[Questions]
(A) In the excerpt about Joyner, which agency denied MorningStar Ministries a religious property tax exemption in 1998?
(B) Please rewrite the paragraph in the excerpt about Joyner that begins "In 1998 Joyner's MorningStar Ministries" as a short bulleted list, keeping its main facts.

In the mid-1990s Joyner was one of the all-male members of the international advisors-at-large to the evangelical Christian women's organization Aglow International.

Joyner is also the founder and president of the Oak Initiative. The non-profit organization is for Christians who desire "to Unite, Mobilize, Equip, and Activate Christians to be the salt and light they are called to be by engaging in the great issues of our time from a sound biblical worldview."

==Controversies==
In 1998 Joyner's MorningStar Ministries was grossing $7 million a year, and that year it was denied a religious property tax exemption by the North Carolina Department of Revenue for an airplane, four tracts of vacant land, and two residential houses — one that Joyner lived in and one where Don Potter lived and had a recording studio. Department director John C. Bailey said, "[w]ith MorningStar there are a lot of tracts with costly improvements that affect tax liability significantly... If we did not limit exemptions, it would increase the burden on people, like you and me, who own homes that are not affiliated with any group." MorningStar appealed the Department of Revenue's denial. Also, Joyner's MorningStar Fellowship Church filed a $20 million lawsuit against York County, South Carolina, over the unfinished 21-story hotel on their property that Jim Bakker had started in the 1980s. MSFC filed an appeal of Judge Hall's ruling that "MorningStar has not provided substantial evidence to back up its claims." The building has never been finished and the county found the church in default after they missed a deadline to show their ability to fund the project.

Controversy has also accompanied Joyner's support for Canadian revivalist Todd Bentley. Bentley has claimed that God heals the sick, and sometimes even raises people from the dead in his meetings—including three people in Pakistan—reports of which were carried by Morningstar TV which is part of Joyner's Heritage International Ministries. ABC's Nightline reporting concerning the "Lakeland Revival," before his marital problems became news, stated that "Not a single claim of Bentley's healing powers could be independently verified." However, the Charlotte Observer reported on the same series of meetings, "The revival's media relations staff has tried to document healings. They e-mailed the Observer information on 15 people reportedly healed, providing phone numbers for each and noting that 12 had received medical verification. The Observer contacted five, plus three whose names were not provided, including Burgee. Each said God had healed them through, or related to, Bentley and the Lakeland services."

[Exercise data]
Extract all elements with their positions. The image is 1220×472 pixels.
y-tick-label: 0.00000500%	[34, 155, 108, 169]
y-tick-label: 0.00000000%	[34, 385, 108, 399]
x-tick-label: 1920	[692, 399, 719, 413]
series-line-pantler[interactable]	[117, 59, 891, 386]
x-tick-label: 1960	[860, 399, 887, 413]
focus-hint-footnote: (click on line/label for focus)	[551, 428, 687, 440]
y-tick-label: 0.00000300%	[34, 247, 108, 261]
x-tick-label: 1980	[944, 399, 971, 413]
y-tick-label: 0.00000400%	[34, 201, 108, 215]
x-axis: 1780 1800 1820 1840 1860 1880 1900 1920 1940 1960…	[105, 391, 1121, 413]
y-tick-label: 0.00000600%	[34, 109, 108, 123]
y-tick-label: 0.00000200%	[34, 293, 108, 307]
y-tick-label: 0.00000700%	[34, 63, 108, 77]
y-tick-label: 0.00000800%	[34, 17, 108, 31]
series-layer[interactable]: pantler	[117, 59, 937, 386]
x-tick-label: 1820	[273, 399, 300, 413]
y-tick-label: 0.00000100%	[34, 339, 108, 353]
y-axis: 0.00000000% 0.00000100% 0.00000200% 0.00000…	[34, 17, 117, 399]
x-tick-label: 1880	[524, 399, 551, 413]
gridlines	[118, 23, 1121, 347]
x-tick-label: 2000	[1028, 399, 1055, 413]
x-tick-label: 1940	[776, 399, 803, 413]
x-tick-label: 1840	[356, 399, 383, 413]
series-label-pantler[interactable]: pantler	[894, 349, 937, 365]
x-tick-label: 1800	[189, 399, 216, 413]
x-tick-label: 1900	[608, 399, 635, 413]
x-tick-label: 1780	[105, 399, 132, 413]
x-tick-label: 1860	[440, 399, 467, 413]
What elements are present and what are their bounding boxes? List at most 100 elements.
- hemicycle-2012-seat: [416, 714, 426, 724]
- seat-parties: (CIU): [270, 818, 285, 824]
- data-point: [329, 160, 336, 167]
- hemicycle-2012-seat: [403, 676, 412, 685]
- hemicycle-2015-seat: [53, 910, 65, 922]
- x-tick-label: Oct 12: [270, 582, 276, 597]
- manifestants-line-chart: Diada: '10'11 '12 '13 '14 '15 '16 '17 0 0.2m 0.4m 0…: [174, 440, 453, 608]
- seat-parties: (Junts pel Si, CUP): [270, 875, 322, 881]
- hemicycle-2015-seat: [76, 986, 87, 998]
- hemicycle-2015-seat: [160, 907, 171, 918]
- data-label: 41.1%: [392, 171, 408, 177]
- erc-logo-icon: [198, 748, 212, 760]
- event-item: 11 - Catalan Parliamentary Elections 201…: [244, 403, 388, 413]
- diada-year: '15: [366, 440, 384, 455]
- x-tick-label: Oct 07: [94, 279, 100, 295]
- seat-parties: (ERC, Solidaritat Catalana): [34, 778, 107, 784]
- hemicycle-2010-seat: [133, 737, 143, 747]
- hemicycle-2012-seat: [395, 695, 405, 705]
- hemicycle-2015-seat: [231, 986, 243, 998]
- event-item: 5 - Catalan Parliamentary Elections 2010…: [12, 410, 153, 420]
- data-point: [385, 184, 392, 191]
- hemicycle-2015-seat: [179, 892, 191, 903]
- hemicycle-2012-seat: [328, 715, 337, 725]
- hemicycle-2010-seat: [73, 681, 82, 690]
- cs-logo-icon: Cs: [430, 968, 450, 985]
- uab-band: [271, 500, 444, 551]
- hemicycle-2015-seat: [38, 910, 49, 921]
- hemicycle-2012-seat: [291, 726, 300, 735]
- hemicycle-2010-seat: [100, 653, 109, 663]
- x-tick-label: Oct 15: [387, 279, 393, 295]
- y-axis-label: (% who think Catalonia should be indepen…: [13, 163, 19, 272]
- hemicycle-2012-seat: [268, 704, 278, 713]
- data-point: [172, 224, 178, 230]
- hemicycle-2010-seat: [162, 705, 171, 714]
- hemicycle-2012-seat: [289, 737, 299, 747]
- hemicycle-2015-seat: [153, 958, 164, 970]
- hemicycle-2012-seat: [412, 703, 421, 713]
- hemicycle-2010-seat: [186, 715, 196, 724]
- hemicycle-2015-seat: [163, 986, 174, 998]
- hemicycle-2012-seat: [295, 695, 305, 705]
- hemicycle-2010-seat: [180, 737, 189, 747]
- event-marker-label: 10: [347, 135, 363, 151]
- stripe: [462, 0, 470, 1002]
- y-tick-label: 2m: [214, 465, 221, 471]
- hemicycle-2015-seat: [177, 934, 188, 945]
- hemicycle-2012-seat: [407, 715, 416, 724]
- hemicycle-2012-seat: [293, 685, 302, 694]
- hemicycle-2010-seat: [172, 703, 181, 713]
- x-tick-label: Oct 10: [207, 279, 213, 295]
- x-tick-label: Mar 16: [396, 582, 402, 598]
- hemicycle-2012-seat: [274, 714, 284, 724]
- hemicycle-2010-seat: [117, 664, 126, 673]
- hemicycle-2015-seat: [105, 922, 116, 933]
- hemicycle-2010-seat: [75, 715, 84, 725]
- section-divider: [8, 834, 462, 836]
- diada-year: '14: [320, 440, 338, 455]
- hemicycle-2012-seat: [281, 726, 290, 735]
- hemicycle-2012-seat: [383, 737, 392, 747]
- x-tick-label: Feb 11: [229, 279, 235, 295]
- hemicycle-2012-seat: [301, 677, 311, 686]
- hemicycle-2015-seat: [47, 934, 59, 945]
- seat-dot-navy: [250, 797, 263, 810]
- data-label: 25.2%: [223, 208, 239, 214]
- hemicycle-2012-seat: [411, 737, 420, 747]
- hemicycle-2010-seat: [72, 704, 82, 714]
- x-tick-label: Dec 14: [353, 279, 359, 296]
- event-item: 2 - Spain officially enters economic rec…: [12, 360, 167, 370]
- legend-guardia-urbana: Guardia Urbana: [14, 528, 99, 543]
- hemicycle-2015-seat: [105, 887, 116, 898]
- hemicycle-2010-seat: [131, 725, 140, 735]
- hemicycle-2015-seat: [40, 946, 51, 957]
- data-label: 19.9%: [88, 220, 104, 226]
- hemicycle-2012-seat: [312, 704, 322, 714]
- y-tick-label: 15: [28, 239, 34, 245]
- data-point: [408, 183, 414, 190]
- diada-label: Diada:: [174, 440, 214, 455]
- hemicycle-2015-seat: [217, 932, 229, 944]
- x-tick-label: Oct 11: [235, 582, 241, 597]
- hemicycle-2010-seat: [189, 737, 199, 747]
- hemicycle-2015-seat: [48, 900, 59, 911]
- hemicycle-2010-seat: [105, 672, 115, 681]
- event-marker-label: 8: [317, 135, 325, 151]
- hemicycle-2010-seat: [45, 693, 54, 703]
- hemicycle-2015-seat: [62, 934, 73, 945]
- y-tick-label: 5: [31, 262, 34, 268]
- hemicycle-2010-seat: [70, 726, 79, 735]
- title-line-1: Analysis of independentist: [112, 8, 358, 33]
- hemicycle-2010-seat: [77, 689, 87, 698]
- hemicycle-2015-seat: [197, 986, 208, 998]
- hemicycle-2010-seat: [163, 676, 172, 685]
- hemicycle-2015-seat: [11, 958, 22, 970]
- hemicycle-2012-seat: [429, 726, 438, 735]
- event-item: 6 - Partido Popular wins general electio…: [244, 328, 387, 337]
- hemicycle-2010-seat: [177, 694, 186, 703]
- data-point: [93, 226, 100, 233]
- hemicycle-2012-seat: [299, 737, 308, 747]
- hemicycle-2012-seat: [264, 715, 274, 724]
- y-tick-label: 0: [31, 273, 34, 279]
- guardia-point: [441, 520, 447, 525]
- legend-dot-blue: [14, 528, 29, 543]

[Results of the tasks]
(A) The North Carolina Department of Revenue.

(B)
- In 1998 MorningStar Ministries was grossing $7 million a year.
- That year the North Carolina Department of Revenue denied it a religious property tax exemption for an airplane, four tracts of vacant land, and two houses: one where Joyner lived, and one where Don Potter lived and had a recording studio.
- Department director John C. Bailey said MorningStar had many tracts with costly improvements that significantly affected tax liability. He added that unlimited exemptions would raise the burden on homeowners not affiliated with any group.
- MorningStar appealed the denial.
- MorningStar Fellowship Church filed a $20 million lawsuit against York County, South Carolina, over the unfinished 21-story hotel on its property, which Jim Bakker had started in the 1980s.
- The church appealed Judge Hall's ruling that MorningStar had not provided substantial evidence for its claims.
- The building was never finished. The county found the church in default after it missed a deadline to show it could fund the project.